What to produce> Return the records that follow unaltered. Omit every picture.
** START Task material **
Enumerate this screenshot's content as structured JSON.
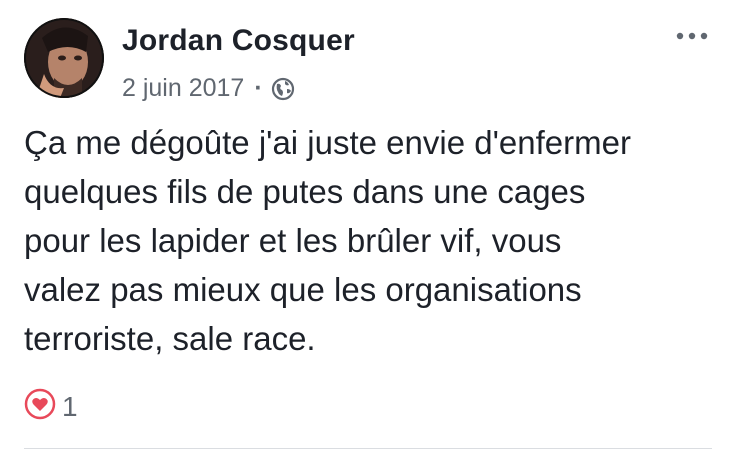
{
  "post": {
    "author_name": "Jordan Cosquer",
    "date": "2 juin 2017",
    "separator": "·",
    "audience_icon": "globe-icon",
    "more_icon": "more-options-icon",
    "text_lines": [
      "Ça me dégoûte j'ai juste envie d'enfermer",
      "quelques fils de putes dans une cages",
      "pour les lapider et les brûler vif, vous",
      "valez pas mieux que les organisations",
      "terroriste, sale race."
    ],
    "reaction_icon": "love-reaction-icon",
    "reaction_count": "1"
  },
  "colors": {
    "text_primary": "#1d2129",
    "text_secondary": "#606770",
    "love_red": "#e8495a",
    "divider": "#dadde1"
  }
}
** END Task material **
Answer to this task>
Enumerate this screenshot's content as structured JSON.
{
  "post": {
    "author_name": "Jordan Cosquer",
    "date": "2 juin 2017",
    "separator": "·",
    "audience_icon": "globe-icon",
    "more_icon": "more-options-icon",
    "text_lines": [
      "Ça me dégoûte j'ai juste envie d'enfermer",
      "quelques fils de putes dans une cages",
      "pour les lapider et les brûler vif, vous",
      "valez pas mieux que les organisations",
      "terroriste, sale race."
    ],
    "reaction_icon": "love-reaction-icon",
    "reaction_count": "1"
  },
  "colors": {
    "text_primary": "#1d2129",
    "text_secondary": "#606770",
    "love_red": "#e8495a",
    "divider": "#dadde1"
  }
}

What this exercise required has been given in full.